EXERCISE PROMPT: Would you quote the material below in full and unchanged?

DATA LISTING:
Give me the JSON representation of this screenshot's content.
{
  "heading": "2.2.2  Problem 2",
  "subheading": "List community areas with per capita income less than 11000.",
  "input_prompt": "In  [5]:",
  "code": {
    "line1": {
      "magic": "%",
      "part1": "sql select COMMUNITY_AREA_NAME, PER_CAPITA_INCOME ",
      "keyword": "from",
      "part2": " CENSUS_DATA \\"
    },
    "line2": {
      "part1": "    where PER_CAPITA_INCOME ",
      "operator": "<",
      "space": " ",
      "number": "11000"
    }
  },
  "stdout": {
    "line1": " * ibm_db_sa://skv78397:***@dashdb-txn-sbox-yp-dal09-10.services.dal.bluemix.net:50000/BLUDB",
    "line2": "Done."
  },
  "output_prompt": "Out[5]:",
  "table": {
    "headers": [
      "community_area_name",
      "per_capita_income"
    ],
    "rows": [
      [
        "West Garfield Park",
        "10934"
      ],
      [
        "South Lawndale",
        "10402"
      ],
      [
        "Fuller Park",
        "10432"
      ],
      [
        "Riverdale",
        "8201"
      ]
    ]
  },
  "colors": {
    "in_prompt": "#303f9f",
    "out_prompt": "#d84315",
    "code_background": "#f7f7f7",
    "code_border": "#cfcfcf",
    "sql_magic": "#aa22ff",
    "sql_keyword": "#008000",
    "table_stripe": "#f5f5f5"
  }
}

IN RESPONSE:
Give me the JSON representation of this screenshot's content.
{
  "heading": "2.2.2  Problem 2",
  "subheading": "List community areas with per capita income less than 11000.",
  "input_prompt": "In  [5]:",
  "code": {
    "line1": {
      "magic": "%",
      "part1": "sql select COMMUNITY_AREA_NAME, PER_CAPITA_INCOME ",
      "keyword": "from",
      "part2": " CENSUS_DATA \\"
    },
    "line2": {
      "part1": "    where PER_CAPITA_INCOME ",
      "operator": "<",
      "space": " ",
      "number": "11000"
    }
  },
  "stdout": {
    "line1": " * ibm_db_sa://skv78397:***@dashdb-txn-sbox-yp-dal09-10.services.dal.bluemix.net:50000/BLUDB",
    "line2": "Done."
  },
  "output_prompt": "Out[5]:",
  "table": {
    "headers": [
      "community_area_name",
      "per_capita_income"
    ],
    "rows": [
      [
        "West Garfield Park",
        "10934"
      ],
      [
        "South Lawndale",
        "10402"
      ],
      [
        "Fuller Park",
        "10432"
      ],
      [
        "Riverdale",
        "8201"
      ]
    ]
  },
  "colors": {
    "in_prompt": "#303f9f",
    "out_prompt": "#d84315",
    "code_background": "#f7f7f7",
    "code_border": "#cfcfcf",
    "sql_magic": "#aa22ff",
    "sql_keyword": "#008000",
    "table_stripe": "#f5f5f5"
  }
}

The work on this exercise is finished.